Reproduce the data below verbatim from the line containing "OCR this image." through its final line, and produce nothing more.

┏━━

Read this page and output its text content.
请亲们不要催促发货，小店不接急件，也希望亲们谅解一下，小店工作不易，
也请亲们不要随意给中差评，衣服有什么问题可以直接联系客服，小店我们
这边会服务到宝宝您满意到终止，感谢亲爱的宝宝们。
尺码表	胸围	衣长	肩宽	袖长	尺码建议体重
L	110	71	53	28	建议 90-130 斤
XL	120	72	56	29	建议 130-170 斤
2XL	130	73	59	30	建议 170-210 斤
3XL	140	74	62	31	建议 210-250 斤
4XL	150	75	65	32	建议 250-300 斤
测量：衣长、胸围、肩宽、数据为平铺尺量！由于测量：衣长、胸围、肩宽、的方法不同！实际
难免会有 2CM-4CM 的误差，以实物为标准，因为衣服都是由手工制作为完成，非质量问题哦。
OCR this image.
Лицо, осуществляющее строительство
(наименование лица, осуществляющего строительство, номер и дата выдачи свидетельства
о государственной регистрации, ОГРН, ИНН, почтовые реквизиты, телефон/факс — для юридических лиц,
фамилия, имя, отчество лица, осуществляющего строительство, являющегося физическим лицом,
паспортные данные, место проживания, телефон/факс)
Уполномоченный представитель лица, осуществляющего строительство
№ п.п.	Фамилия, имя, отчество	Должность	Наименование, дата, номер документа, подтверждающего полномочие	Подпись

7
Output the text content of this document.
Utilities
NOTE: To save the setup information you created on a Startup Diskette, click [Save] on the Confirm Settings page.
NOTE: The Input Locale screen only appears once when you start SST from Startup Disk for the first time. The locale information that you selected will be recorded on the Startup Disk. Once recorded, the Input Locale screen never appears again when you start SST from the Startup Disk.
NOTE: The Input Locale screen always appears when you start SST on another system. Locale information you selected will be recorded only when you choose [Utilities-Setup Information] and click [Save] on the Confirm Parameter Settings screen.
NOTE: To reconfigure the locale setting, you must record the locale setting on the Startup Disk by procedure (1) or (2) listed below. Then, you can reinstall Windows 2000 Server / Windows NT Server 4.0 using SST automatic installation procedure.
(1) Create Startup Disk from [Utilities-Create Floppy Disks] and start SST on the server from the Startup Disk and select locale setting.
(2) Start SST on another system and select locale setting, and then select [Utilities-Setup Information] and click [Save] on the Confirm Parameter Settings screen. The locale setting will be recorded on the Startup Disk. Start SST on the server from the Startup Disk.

┗━━

**Exercise response:**
OCR this image.
Лицо, осуществляющее строительство
(наименование лица, осуществляющего строительство, номер и дата выдачи свидетельства
о государственной регистрации, ОГРН, ИНН, почтовые реквизиты, телефон/факс — для юридических лиц,
фамилия, имя, отчество лица, осуществляющего строительство, являющегося физическим лицом,
паспортные данные, место проживания, телефон/факс)
Уполномоченный представитель лица, осуществляющего строительство
№ п.п.	Фамилия, имя, отчество	Должность	Наименование, дата, номер документа, подтверждающего полномочие	Подпись

7
Output the text content of this document.
Utilities
NOTE: To save the setup information you created on a Startup Diskette, click [Save] on the Confirm Settings page.
NOTE: The Input Locale screen only appears once when you start SST from Startup Disk for the first time. The locale information that you selected will be recorded on the Startup Disk. Once recorded, the Input Locale screen never appears again when you start SST from the Startup Disk.
NOTE: The Input Locale screen always appears when you start SST on another system. Locale information you selected will be recorded only when you choose [Utilities-Setup Information] and click [Save] on the Confirm Parameter Settings screen.
NOTE: To reconfigure the locale setting, you must record the locale setting on the Startup Disk by procedure (1) or (2) listed below. Then, you can reinstall Windows 2000 Server / Windows NT Server 4.0 using SST automatic installation procedure.
(1) Create Startup Disk from [Utilities-Create Floppy Disks] and start SST on the server from the Startup Disk and select locale setting.
(2) Start SST on another system and select locale setting, and then select [Utilities-Setup Information] and click [Save] on the Confirm Parameter Settings screen. The locale setting will be recorded on the Startup Disk. Start SST on the server from the Startup Disk.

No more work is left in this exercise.